* Task directions
Every record here needs to be written out again exactly.

* Records provided

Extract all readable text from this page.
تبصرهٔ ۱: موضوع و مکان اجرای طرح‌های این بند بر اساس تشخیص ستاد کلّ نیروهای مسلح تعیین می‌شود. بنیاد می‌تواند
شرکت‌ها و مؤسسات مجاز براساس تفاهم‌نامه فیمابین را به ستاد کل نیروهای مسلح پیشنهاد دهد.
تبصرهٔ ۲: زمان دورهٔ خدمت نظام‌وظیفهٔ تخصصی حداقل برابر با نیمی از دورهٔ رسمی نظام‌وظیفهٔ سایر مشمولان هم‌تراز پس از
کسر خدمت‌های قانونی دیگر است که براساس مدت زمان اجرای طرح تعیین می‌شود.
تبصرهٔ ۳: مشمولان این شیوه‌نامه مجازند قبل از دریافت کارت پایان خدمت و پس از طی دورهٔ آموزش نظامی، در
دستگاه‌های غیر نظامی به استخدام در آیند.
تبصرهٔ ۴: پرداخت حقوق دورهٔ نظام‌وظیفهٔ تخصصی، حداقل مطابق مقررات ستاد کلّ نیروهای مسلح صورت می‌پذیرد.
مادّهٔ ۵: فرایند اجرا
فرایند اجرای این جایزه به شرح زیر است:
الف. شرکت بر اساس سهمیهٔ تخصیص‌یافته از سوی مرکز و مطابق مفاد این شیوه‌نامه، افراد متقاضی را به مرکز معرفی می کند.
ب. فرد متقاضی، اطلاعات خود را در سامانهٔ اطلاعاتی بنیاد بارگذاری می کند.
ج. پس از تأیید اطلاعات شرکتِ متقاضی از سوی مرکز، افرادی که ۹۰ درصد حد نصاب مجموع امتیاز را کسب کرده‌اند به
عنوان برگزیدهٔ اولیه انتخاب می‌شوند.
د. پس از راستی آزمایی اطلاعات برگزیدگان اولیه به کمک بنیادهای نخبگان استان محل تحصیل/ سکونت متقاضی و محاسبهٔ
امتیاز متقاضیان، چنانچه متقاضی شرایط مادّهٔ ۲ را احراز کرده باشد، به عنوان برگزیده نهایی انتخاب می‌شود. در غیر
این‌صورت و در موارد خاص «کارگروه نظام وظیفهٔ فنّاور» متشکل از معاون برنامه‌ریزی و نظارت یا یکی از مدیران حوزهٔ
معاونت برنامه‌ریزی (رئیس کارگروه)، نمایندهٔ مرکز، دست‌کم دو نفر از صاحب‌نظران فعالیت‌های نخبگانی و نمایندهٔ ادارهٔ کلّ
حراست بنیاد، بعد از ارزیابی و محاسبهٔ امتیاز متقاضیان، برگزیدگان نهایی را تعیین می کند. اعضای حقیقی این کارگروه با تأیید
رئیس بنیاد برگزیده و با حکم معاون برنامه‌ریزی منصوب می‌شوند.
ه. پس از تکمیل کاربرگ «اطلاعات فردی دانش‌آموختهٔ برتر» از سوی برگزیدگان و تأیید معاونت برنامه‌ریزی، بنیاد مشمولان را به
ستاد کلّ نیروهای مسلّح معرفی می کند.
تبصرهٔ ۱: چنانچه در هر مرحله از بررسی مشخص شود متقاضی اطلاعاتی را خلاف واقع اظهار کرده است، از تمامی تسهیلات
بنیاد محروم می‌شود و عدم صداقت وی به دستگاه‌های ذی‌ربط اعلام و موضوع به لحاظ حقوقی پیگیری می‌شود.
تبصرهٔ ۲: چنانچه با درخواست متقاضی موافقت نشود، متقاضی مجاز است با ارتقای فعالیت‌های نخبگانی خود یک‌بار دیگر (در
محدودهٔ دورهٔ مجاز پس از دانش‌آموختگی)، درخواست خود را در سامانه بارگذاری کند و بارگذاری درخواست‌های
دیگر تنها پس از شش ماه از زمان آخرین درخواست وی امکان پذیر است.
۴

* Task response
Extract all readable text from this page.
تبصرهٔ ۱: موضوع و مکان اجرای طرح‌های این بند بر اساس تشخیص ستاد کلّ نیروهای مسلح تعیین می‌شود. بنیاد می‌تواند
شرکت‌ها و مؤسسات مجاز براساس تفاهم‌نامه فیمابین را به ستاد کل نیروهای مسلح پیشنهاد دهد.
تبصرهٔ ۲: زمان دورهٔ خدمت نظام‌وظیفهٔ تخصصی حداقل برابر با نیمی از دورهٔ رسمی نظام‌وظیفهٔ سایر مشمولان هم‌تراز پس از
کسر خدمت‌های قانونی دیگر است که براساس مدت زمان اجرای طرح تعیین می‌شود.
تبصرهٔ ۳: مشمولان این شیوه‌نامه مجازند قبل از دریافت کارت پایان خدمت و پس از طی دورهٔ آموزش نظامی، در
دستگاه‌های غیر نظامی به استخدام در آیند.
تبصرهٔ ۴: پرداخت حقوق دورهٔ نظام‌وظیفهٔ تخصصی، حداقل مطابق مقررات ستاد کلّ نیروهای مسلح صورت می‌پذیرد.
مادّهٔ ۵: فرایند اجرا
فرایند اجرای این جایزه به شرح زیر است:
الف. شرکت بر اساس سهمیهٔ تخصیص‌یافته از سوی مرکز و مطابق مفاد این شیوه‌نامه، افراد متقاضی را به مرکز معرفی می کند.
ب. فرد متقاضی، اطلاعات خود را در سامانهٔ اطلاعاتی بنیاد بارگذاری می کند.
ج. پس از تأیید اطلاعات شرکتِ متقاضی از سوی مرکز، افرادی که ۹۰ درصد حد نصاب مجموع امتیاز را کسب کرده‌اند به
عنوان برگزیدهٔ اولیه انتخاب می‌شوند.
د. پس از راستی آزمایی اطلاعات برگزیدگان اولیه به کمک بنیادهای نخبگان استان محل تحصیل/ سکونت متقاضی و محاسبهٔ
امتیاز متقاضیان، چنانچه متقاضی شرایط مادّهٔ ۲ را احراز کرده باشد، به عنوان برگزیده نهایی انتخاب می‌شود. در غیر
این‌صورت و در موارد خاص «کارگروه نظام وظیفهٔ فنّاور» متشکل از معاون برنامه‌ریزی و نظارت یا یکی از مدیران حوزهٔ
معاونت برنامه‌ریزی (رئیس کارگروه)، نمایندهٔ مرکز، دست‌کم دو نفر از صاحب‌نظران فعالیت‌های نخبگانی و نمایندهٔ ادارهٔ کلّ
حراست بنیاد، بعد از ارزیابی و محاسبهٔ امتیاز متقاضیان، برگزیدگان نهایی را تعیین می کند. اعضای حقیقی این کارگروه با تأیید
رئیس بنیاد برگزیده و با حکم معاون برنامه‌ریزی منصوب می‌شوند.
ه. پس از تکمیل کاربرگ «اطلاعات فردی دانش‌آموختهٔ برتر» از سوی برگزیدگان و تأیید معاونت برنامه‌ریزی، بنیاد مشمولان را به
ستاد کلّ نیروهای مسلّح معرفی می کند.
تبصرهٔ ۱: چنانچه در هر مرحله از بررسی مشخص شود متقاضی اطلاعاتی را خلاف واقع اظهار کرده است، از تمامی تسهیلات
بنیاد محروم می‌شود و عدم صداقت وی به دستگاه‌های ذی‌ربط اعلام و موضوع به لحاظ حقوقی پیگیری می‌شود.
تبصرهٔ ۲: چنانچه با درخواست متقاضی موافقت نشود، متقاضی مجاز است با ارتقای فعالیت‌های نخبگانی خود یک‌بار دیگر (در
محدودهٔ دورهٔ مجاز پس از دانش‌آموختگی)، درخواست خود را در سامانه بارگذاری کند و بارگذاری درخواست‌های
دیگر تنها پس از شش ماه از زمان آخرین درخواست وی امکان پذیر است.
۴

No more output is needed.